# Task to carry out
Write out the entries below once more, exactly.

# Supplied data
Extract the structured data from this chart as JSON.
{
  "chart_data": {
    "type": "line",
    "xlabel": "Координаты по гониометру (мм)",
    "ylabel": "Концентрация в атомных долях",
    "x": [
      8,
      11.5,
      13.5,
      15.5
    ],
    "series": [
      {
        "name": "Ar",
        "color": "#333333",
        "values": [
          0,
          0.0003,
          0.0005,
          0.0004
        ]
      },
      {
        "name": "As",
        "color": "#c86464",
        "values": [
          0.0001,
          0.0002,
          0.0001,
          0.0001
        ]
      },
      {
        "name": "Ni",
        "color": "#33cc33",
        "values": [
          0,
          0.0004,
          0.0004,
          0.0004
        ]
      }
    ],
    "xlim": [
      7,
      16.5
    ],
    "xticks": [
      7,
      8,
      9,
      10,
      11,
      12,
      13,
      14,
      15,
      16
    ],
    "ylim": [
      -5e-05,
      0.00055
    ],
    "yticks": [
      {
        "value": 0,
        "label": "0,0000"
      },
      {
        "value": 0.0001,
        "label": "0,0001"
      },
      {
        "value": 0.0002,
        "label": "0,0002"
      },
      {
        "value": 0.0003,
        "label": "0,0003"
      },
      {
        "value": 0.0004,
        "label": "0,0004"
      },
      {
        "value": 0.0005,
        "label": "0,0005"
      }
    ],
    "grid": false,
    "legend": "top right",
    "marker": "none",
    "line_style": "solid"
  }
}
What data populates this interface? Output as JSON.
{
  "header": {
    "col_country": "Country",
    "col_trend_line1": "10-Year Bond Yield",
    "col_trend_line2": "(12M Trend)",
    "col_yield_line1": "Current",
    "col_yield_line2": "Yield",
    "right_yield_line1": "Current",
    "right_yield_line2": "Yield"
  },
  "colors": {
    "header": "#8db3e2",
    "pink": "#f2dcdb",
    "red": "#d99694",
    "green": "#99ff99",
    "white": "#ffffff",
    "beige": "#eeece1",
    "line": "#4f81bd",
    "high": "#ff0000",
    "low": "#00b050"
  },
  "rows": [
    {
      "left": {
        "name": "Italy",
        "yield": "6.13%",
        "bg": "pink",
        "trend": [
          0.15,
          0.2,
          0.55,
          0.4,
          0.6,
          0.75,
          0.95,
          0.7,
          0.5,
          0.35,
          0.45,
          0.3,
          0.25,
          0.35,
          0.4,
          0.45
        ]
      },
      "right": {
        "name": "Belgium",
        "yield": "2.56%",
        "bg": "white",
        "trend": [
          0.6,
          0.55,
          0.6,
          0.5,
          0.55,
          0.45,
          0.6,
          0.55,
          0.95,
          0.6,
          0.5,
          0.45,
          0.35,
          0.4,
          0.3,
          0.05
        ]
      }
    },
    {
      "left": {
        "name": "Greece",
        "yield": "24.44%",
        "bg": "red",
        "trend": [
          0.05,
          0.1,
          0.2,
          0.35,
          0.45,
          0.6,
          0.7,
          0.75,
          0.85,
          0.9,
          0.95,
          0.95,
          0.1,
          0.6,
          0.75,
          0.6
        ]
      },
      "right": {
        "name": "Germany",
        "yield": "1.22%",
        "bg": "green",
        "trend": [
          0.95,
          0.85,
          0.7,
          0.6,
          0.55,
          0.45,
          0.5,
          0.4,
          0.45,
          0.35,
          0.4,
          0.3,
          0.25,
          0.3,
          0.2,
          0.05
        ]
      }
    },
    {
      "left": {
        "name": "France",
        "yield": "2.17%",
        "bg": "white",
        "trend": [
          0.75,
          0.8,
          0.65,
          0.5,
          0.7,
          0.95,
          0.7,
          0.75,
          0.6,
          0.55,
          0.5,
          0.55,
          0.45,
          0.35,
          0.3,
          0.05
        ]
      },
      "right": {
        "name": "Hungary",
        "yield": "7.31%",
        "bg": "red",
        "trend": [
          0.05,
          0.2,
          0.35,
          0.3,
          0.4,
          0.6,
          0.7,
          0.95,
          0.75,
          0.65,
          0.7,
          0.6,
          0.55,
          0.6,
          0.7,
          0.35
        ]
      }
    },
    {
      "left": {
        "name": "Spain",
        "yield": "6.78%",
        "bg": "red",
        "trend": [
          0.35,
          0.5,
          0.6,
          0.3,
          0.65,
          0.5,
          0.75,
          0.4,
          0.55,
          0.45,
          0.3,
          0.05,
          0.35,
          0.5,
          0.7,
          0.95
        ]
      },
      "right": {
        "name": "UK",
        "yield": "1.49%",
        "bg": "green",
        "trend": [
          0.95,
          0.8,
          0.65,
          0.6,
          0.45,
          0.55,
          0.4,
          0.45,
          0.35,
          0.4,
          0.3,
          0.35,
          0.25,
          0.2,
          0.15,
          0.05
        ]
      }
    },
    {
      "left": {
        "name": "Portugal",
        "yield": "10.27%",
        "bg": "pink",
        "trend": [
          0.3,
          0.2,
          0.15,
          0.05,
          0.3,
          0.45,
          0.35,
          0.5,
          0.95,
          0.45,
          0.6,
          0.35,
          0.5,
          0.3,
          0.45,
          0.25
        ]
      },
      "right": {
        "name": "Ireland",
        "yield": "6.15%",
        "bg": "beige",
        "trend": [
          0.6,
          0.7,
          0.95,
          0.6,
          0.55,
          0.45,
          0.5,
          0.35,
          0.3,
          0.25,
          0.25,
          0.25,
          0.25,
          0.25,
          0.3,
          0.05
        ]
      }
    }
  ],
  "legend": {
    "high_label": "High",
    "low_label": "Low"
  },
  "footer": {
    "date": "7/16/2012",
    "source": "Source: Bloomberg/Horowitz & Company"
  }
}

# Final result
Extract the structured data from this chart as JSON.
{
  "chart_data": {
    "type": "line",
    "xlabel": "Координаты по гониометру (мм)",
    "ylabel": "Концентрация в атомных долях",
    "x": [
      8,
      11.5,
      13.5,
      15.5
    ],
    "series": [
      {
        "name": "Ar",
        "color": "#333333",
        "values": [
          0,
          0.0003,
          0.0005,
          0.0004
        ]
      },
      {
        "name": "As",
        "color": "#c86464",
        "values": [
          0.0001,
          0.0002,
          0.0001,
          0.0001
        ]
      },
      {
        "name": "Ni",
        "color": "#33cc33",
        "values": [
          0,
          0.0004,
          0.0004,
          0.0004
        ]
      }
    ],
    "xlim": [
      7,
      16.5
    ],
    "xticks": [
      7,
      8,
      9,
      10,
      11,
      12,
      13,
      14,
      15,
      16
    ],
    "ylim": [
      -5e-05,
      0.00055
    ],
    "yticks": [
      {
        "value": 0,
        "label": "0,0000"
      },
      {
        "value": 0.0001,
        "label": "0,0001"
      },
      {
        "value": 0.0002,
        "label": "0,0002"
      },
      {
        "value": 0.0003,
        "label": "0,0003"
      },
      {
        "value": 0.0004,
        "label": "0,0004"
      },
      {
        "value": 0.0005,
        "label": "0,0005"
      }
    ],
    "grid": false,
    "legend": "top right",
    "marker": "none",
    "line_style": "solid"
  }
}
What data populates this interface? Output as JSON.
{
  "header": {
    "col_country": "Country",
    "col_trend_line1": "10-Year Bond Yield",
    "col_trend_line2": "(12M Trend)",
    "col_yield_line1": "Current",
    "col_yield_line2": "Yield",
    "right_yield_line1": "Current",
    "right_yield_line2": "Yield"
  },
  "colors": {
    "header": "#8db3e2",
    "pink": "#f2dcdb",
    "red": "#d99694",
    "green": "#99ff99",
    "white": "#ffffff",
    "beige": "#eeece1",
    "line": "#4f81bd",
    "high": "#ff0000",
    "low": "#00b050"
  },
  "rows": [
    {
      "left": {
        "name": "Italy",
        "yield": "6.13%",
        "bg": "pink",
        "trend": [
          0.15,
          0.2,
          0.55,
          0.4,
          0.6,
          0.75,
          0.95,
          0.7,
          0.5,
          0.35,
          0.45,
          0.3,
          0.25,
          0.35,
          0.4,
          0.45
        ]
      },
      "right": {
        "name": "Belgium",
        "yield": "2.56%",
        "bg": "white",
        "trend": [
          0.6,
          0.55,
          0.6,
          0.5,
          0.55,
          0.45,
          0.6,
          0.55,
          0.95,
          0.6,
          0.5,
          0.45,
          0.35,
          0.4,
          0.3,
          0.05
        ]
      }
    },
    {
      "left": {
        "name": "Greece",
        "yield": "24.44%",
        "bg": "red",
        "trend": [
          0.05,
          0.1,
          0.2,
          0.35,
          0.45,
          0.6,
          0.7,
          0.75,
          0.85,
          0.9,
          0.95,
          0.95,
          0.1,
          0.6,
          0.75,
          0.6
        ]
      },
      "right": {
        "name": "Germany",
        "yield": "1.22%",
        "bg": "green",
        "trend": [
          0.95,
          0.85,
          0.7,
          0.6,
          0.55,
          0.45,
          0.5,
          0.4,
          0.45,
          0.35,
          0.4,
          0.3,
          0.25,
          0.3,
          0.2,
          0.05
        ]
      }
    },
    {
      "left": {
        "name": "France",
        "yield": "2.17%",
        "bg": "white",
        "trend": [
          0.75,
          0.8,
          0.65,
          0.5,
          0.7,
          0.95,
          0.7,
          0.75,
          0.6,
          0.55,
          0.5,
          0.55,
          0.45,
          0.35,
          0.3,
          0.05
        ]
      },
      "right": {
        "name": "Hungary",
        "yield": "7.31%",
        "bg": "red",
        "trend": [
          0.05,
          0.2,
          0.35,
          0.3,
          0.4,
          0.6,
          0.7,
          0.95,
          0.75,
          0.65,
          0.7,
          0.6,
          0.55,
          0.6,
          0.7,
          0.35
        ]
      }
    },
    {
      "left": {
        "name": "Spain",
        "yield": "6.78%",
        "bg": "red",
        "trend": [
          0.35,
          0.5,
          0.6,
          0.3,
          0.65,
          0.5,
          0.75,
          0.4,
          0.55,
          0.45,
          0.3,
          0.05,
          0.35,
          0.5,
          0.7,
          0.95
        ]
      },
      "right": {
        "name": "UK",
        "yield": "1.49%",
        "bg": "green",
        "trend": [
          0.95,
          0.8,
          0.65,
          0.6,
          0.45,
          0.55,
          0.4,
          0.45,
          0.35,
          0.4,
          0.3,
          0.35,
          0.25,
          0.2,
          0.15,
          0.05
        ]
      }
    },
    {
      "left": {
        "name": "Portugal",
        "yield": "10.27%",
        "bg": "pink",
        "trend": [
          0.3,
          0.2,
          0.15,
          0.05,
          0.3,
          0.45,
          0.35,
          0.5,
          0.95,
          0.45,
          0.6,
          0.35,
          0.5,
          0.3,
          0.45,
          0.25
        ]
      },
      "right": {
        "name": "Ireland",
        "yield": "6.15%",
        "bg": "beige",
        "trend": [
          0.6,
          0.7,
          0.95,
          0.6,
          0.55,
          0.45,
          0.5,
          0.35,
          0.3,
          0.25,
          0.25,
          0.25,
          0.25,
          0.25,
          0.3,
          0.05
        ]
      }
    }
  ],
  "legend": {
    "high_label": "High",
    "low_label": "Low"
  },
  "footer": {
    "date": "7/16/2012",
    "source": "Source: Bloomberg/Horowitz & Company"
  }
}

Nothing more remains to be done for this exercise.